[Do this]:
Give the data below again exactly as written, without its pictures.

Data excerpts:
-----
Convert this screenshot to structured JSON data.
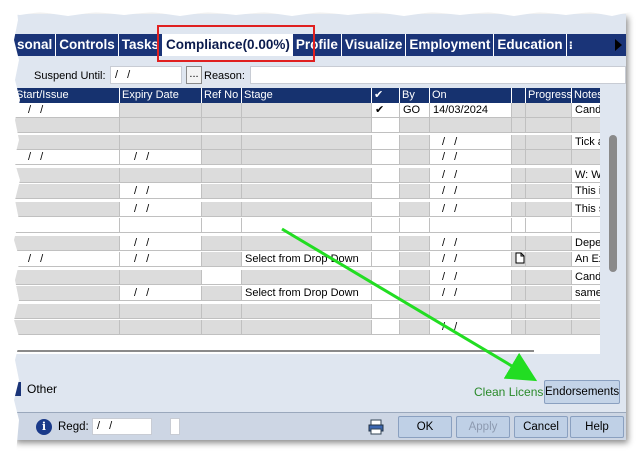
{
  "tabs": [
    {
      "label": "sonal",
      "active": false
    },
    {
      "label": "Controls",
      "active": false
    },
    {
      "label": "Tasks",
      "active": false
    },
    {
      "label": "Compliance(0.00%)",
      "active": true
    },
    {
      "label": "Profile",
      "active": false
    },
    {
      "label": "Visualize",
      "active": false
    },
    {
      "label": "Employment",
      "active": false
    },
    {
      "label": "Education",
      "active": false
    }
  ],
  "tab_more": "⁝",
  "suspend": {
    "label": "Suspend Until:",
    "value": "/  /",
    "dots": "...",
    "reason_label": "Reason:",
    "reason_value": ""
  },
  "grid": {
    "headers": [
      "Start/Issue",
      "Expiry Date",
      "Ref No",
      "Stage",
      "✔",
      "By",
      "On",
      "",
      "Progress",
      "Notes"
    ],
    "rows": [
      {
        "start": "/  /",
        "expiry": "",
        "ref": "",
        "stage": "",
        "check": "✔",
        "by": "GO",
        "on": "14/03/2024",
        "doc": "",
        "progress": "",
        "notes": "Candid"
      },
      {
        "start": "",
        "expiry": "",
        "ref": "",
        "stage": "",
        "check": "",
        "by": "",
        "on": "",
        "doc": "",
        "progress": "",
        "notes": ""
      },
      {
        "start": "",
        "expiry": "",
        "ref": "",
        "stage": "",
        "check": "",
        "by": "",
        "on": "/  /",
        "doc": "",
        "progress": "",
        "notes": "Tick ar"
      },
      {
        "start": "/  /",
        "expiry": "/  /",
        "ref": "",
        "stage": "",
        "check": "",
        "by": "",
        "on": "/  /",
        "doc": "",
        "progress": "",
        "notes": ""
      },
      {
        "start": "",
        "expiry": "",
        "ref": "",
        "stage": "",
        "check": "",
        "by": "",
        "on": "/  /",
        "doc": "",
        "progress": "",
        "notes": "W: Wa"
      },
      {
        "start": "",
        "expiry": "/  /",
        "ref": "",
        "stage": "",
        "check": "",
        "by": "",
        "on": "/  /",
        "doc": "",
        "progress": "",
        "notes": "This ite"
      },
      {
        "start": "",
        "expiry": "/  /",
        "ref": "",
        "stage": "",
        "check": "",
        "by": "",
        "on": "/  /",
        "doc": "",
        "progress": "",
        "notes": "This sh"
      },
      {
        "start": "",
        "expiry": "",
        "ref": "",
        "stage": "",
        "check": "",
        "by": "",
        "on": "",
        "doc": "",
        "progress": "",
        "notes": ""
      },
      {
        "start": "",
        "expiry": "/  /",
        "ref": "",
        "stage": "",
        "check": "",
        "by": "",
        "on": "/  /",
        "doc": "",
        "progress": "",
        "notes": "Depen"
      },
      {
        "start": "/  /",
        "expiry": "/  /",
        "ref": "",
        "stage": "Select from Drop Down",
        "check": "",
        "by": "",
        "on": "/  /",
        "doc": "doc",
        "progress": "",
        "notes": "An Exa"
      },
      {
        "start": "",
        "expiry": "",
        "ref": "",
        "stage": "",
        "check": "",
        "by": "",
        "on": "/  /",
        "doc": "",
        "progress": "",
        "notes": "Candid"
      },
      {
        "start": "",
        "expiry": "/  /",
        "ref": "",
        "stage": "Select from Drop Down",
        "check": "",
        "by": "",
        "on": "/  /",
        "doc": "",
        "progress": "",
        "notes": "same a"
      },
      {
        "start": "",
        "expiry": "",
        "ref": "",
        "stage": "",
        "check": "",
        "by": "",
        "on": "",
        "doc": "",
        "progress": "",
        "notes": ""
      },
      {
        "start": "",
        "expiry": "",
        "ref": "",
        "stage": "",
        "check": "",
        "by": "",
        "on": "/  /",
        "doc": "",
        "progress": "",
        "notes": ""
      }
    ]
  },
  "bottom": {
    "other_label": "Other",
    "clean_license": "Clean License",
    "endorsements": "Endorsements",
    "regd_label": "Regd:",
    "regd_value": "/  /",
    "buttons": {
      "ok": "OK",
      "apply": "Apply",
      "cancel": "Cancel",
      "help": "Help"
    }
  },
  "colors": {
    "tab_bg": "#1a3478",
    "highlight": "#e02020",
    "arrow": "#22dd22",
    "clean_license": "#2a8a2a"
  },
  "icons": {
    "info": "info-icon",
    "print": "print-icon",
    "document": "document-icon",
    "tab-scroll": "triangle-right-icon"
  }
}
-----
[Final result]:
Convert this screenshot to structured JSON data.
{
  "tabs": [
    {
      "label": "sonal",
      "active": false
    },
    {
      "label": "Controls",
      "active": false
    },
    {
      "label": "Tasks",
      "active": false
    },
    {
      "label": "Compliance(0.00%)",
      "active": true
    },
    {
      "label": "Profile",
      "active": false
    },
    {
      "label": "Visualize",
      "active": false
    },
    {
      "label": "Employment",
      "active": false
    },
    {
      "label": "Education",
      "active": false
    }
  ],
  "tab_more": "⁝",
  "suspend": {
    "label": "Suspend Until:",
    "value": "/  /",
    "dots": "...",
    "reason_label": "Reason:",
    "reason_value": ""
  },
  "grid": {
    "headers": [
      "Start/Issue",
      "Expiry Date",
      "Ref No",
      "Stage",
      "✔",
      "By",
      "On",
      "",
      "Progress",
      "Notes"
    ],
    "rows": [
      {
        "start": "/  /",
        "expiry": "",
        "ref": "",
        "stage": "",
        "check": "✔",
        "by": "GO",
        "on": "14/03/2024",
        "doc": "",
        "progress": "",
        "notes": "Candid"
      },
      {
        "start": "",
        "expiry": "",
        "ref": "",
        "stage": "",
        "check": "",
        "by": "",
        "on": "",
        "doc": "",
        "progress": "",
        "notes": ""
      },
      {
        "start": "",
        "expiry": "",
        "ref": "",
        "stage": "",
        "check": "",
        "by": "",
        "on": "/  /",
        "doc": "",
        "progress": "",
        "notes": "Tick ar"
      },
      {
        "start": "/  /",
        "expiry": "/  /",
        "ref": "",
        "stage": "",
        "check": "",
        "by": "",
        "on": "/  /",
        "doc": "",
        "progress": "",
        "notes": ""
      },
      {
        "start": "",
        "expiry": "",
        "ref": "",
        "stage": "",
        "check": "",
        "by": "",
        "on": "/  /",
        "doc": "",
        "progress": "",
        "notes": "W: Wa"
      },
      {
        "start": "",
        "expiry": "/  /",
        "ref": "",
        "stage": "",
        "check": "",
        "by": "",
        "on": "/  /",
        "doc": "",
        "progress": "",
        "notes": "This ite"
      },
      {
        "start": "",
        "expiry": "/  /",
        "ref": "",
        "stage": "",
        "check": "",
        "by": "",
        "on": "/  /",
        "doc": "",
        "progress": "",
        "notes": "This sh"
      },
      {
        "start": "",
        "expiry": "",
        "ref": "",
        "stage": "",
        "check": "",
        "by": "",
        "on": "",
        "doc": "",
        "progress": "",
        "notes": ""
      },
      {
        "start": "",
        "expiry": "/  /",
        "ref": "",
        "stage": "",
        "check": "",
        "by": "",
        "on": "/  /",
        "doc": "",
        "progress": "",
        "notes": "Depen"
      },
      {
        "start": "/  /",
        "expiry": "/  /",
        "ref": "",
        "stage": "Select from Drop Down",
        "check": "",
        "by": "",
        "on": "/  /",
        "doc": "doc",
        "progress": "",
        "notes": "An Exa"
      },
      {
        "start": "",
        "expiry": "",
        "ref": "",
        "stage": "",
        "check": "",
        "by": "",
        "on": "/  /",
        "doc": "",
        "progress": "",
        "notes": "Candid"
      },
      {
        "start": "",
        "expiry": "/  /",
        "ref": "",
        "stage": "Select from Drop Down",
        "check": "",
        "by": "",
        "on": "/  /",
        "doc": "",
        "progress": "",
        "notes": "same a"
      },
      {
        "start": "",
        "expiry": "",
        "ref": "",
        "stage": "",
        "check": "",
        "by": "",
        "on": "",
        "doc": "",
        "progress": "",
        "notes": ""
      },
      {
        "start": "",
        "expiry": "",
        "ref": "",
        "stage": "",
        "check": "",
        "by": "",
        "on": "/  /",
        "doc": "",
        "progress": "",
        "notes": ""
      }
    ]
  },
  "bottom": {
    "other_label": "Other",
    "clean_license": "Clean License",
    "endorsements": "Endorsements",
    "regd_label": "Regd:",
    "regd_value": "/  /",
    "buttons": {
      "ok": "OK",
      "apply": "Apply",
      "cancel": "Cancel",
      "help": "Help"
    }
  },
  "colors": {
    "tab_bg": "#1a3478",
    "highlight": "#e02020",
    "arrow": "#22dd22",
    "clean_license": "#2a8a2a"
  },
  "icons": {
    "info": "info-icon",
    "print": "print-icon",
    "document": "document-icon",
    "tab-scroll": "triangle-right-icon"
  }
}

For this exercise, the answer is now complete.